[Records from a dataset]
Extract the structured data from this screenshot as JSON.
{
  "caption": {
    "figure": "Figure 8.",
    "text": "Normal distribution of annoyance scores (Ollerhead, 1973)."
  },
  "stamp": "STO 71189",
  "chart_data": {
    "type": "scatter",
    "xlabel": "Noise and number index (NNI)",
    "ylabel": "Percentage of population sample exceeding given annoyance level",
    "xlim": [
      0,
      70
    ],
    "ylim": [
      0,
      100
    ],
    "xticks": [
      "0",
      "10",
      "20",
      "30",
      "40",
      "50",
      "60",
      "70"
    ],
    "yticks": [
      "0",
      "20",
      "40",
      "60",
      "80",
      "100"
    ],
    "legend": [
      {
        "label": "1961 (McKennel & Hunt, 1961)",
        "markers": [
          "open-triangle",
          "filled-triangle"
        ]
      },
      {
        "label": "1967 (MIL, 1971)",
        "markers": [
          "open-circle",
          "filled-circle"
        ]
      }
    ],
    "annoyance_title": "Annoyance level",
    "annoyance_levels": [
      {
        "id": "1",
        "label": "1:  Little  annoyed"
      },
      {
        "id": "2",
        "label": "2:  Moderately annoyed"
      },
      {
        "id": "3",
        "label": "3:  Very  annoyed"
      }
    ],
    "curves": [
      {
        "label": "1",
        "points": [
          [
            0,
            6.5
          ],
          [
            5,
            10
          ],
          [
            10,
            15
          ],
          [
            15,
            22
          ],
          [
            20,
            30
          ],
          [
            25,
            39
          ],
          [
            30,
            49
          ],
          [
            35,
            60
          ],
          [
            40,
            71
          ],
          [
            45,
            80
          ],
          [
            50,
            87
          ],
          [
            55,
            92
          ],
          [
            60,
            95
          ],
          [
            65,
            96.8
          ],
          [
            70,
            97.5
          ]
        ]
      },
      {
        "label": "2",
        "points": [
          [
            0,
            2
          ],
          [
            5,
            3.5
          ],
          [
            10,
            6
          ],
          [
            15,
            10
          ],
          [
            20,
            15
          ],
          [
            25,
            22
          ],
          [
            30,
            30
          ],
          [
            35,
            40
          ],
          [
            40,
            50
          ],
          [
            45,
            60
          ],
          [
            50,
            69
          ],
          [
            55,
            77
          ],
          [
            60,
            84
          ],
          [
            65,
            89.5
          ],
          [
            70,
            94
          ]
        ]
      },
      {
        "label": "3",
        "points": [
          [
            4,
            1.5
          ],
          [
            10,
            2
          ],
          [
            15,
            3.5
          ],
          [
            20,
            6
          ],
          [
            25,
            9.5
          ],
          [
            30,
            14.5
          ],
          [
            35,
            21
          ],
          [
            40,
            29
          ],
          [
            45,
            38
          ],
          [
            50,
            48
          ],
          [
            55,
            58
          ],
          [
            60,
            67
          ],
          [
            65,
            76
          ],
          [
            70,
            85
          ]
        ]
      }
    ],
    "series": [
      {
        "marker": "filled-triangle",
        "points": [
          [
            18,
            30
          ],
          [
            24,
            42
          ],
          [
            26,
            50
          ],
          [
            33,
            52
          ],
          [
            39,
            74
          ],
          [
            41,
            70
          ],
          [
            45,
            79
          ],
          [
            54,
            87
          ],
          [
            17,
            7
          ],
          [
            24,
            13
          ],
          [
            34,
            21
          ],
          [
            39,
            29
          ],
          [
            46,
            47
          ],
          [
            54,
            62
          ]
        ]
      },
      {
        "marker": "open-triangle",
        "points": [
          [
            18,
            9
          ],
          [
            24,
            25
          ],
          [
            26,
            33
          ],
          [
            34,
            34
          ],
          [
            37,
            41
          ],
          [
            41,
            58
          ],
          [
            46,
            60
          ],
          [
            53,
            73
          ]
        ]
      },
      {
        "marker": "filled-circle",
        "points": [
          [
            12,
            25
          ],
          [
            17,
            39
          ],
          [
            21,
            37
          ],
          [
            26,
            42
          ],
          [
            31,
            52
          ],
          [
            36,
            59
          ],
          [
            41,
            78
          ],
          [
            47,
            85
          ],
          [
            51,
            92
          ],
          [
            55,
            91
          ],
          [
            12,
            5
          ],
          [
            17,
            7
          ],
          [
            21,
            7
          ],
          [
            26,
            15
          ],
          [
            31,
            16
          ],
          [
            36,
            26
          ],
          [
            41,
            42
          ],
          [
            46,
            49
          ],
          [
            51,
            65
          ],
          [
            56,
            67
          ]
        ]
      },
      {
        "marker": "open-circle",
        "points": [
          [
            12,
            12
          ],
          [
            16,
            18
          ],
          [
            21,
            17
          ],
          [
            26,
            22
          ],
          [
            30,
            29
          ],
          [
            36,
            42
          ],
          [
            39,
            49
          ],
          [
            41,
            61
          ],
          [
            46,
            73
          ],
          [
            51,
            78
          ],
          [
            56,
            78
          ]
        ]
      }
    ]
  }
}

**WHAT YOU SHOULD DO**
Return the full listing, character for character.

**ANSWER IN FULL**
Extract the structured data from this screenshot as JSON.
{
  "caption": {
    "figure": "Figure 8.",
    "text": "Normal distribution of annoyance scores (Ollerhead, 1973)."
  },
  "stamp": "STO 71189",
  "chart_data": {
    "type": "scatter",
    "xlabel": "Noise and number index (NNI)",
    "ylabel": "Percentage of population sample exceeding given annoyance level",
    "xlim": [
      0,
      70
    ],
    "ylim": [
      0,
      100
    ],
    "xticks": [
      "0",
      "10",
      "20",
      "30",
      "40",
      "50",
      "60",
      "70"
    ],
    "yticks": [
      "0",
      "20",
      "40",
      "60",
      "80",
      "100"
    ],
    "legend": [
      {
        "label": "1961 (McKennel & Hunt, 1961)",
        "markers": [
          "open-triangle",
          "filled-triangle"
        ]
      },
      {
        "label": "1967 (MIL, 1971)",
        "markers": [
          "open-circle",
          "filled-circle"
        ]
      }
    ],
    "annoyance_title": "Annoyance level",
    "annoyance_levels": [
      {
        "id": "1",
        "label": "1:  Little  annoyed"
      },
      {
        "id": "2",
        "label": "2:  Moderately annoyed"
      },
      {
        "id": "3",
        "label": "3:  Very  annoyed"
      }
    ],
    "curves": [
      {
        "label": "1",
        "points": [
          [
            0,
            6.5
          ],
          [
            5,
            10
          ],
          [
            10,
            15
          ],
          [
            15,
            22
          ],
          [
            20,
            30
          ],
          [
            25,
            39
          ],
          [
            30,
            49
          ],
          [
            35,
            60
          ],
          [
            40,
            71
          ],
          [
            45,
            80
          ],
          [
            50,
            87
          ],
          [
            55,
            92
          ],
          [
            60,
            95
          ],
          [
            65,
            96.8
          ],
          [
            70,
            97.5
          ]
        ]
      },
      {
        "label": "2",
        "points": [
          [
            0,
            2
          ],
          [
            5,
            3.5
          ],
          [
            10,
            6
          ],
          [
            15,
            10
          ],
          [
            20,
            15
          ],
          [
            25,
            22
          ],
          [
            30,
            30
          ],
          [
            35,
            40
          ],
          [
            40,
            50
          ],
          [
            45,
            60
          ],
          [
            50,
            69
          ],
          [
            55,
            77
          ],
          [
            60,
            84
          ],
          [
            65,
            89.5
          ],
          [
            70,
            94
          ]
        ]
      },
      {
        "label": "3",
        "points": [
          [
            4,
            1.5
          ],
          [
            10,
            2
          ],
          [
            15,
            3.5
          ],
          [
            20,
            6
          ],
          [
            25,
            9.5
          ],
          [
            30,
            14.5
          ],
          [
            35,
            21
          ],
          [
            40,
            29
          ],
          [
            45,
            38
          ],
          [
            50,
            48
          ],
          [
            55,
            58
          ],
          [
            60,
            67
          ],
          [
            65,
            76
          ],
          [
            70,
            85
          ]
        ]
      }
    ],
    "series": [
      {
        "marker": "filled-triangle",
        "points": [
          [
            18,
            30
          ],
          [
            24,
            42
          ],
          [
            26,
            50
          ],
          [
            33,
            52
          ],
          [
            39,
            74
          ],
          [
            41,
            70
          ],
          [
            45,
            79
          ],
          [
            54,
            87
          ],
          [
            17,
            7
          ],
          [
            24,
            13
          ],
          [
            34,
            21
          ],
          [
            39,
            29
          ],
          [
            46,
            47
          ],
          [
            54,
            62
          ]
        ]
      },
      {
        "marker": "open-triangle",
        "points": [
          [
            18,
            9
          ],
          [
            24,
            25
          ],
          [
            26,
            33
          ],
          [
            34,
            34
          ],
          [
            37,
            41
          ],
          [
            41,
            58
          ],
          [
            46,
            60
          ],
          [
            53,
            73
          ]
        ]
      },
      {
        "marker": "filled-circle",
        "points": [
          [
            12,
            25
          ],
          [
            17,
            39
          ],
          [
            21,
            37
          ],
          [
            26,
            42
          ],
          [
            31,
            52
          ],
          [
            36,
            59
          ],
          [
            41,
            78
          ],
          [
            47,
            85
          ],
          [
            51,
            92
          ],
          [
            55,
            91
          ],
          [
            12,
            5
          ],
          [
            17,
            7
          ],
          [
            21,
            7
          ],
          [
            26,
            15
          ],
          [
            31,
            16
          ],
          [
            36,
            26
          ],
          [
            41,
            42
          ],
          [
            46,
            49
          ],
          [
            51,
            65
          ],
          [
            56,
            67
          ]
        ]
      },
      {
        "marker": "open-circle",
        "points": [
          [
            12,
            12
          ],
          [
            16,
            18
          ],
          [
            21,
            17
          ],
          [
            26,
            22
          ],
          [
            30,
            29
          ],
          [
            36,
            42
          ],
          [
            39,
            49
          ],
          [
            41,
            61
          ],
          [
            46,
            73
          ],
          [
            51,
            78
          ],
          [
            56,
            78
          ]
        ]
      }
    ]
  }
}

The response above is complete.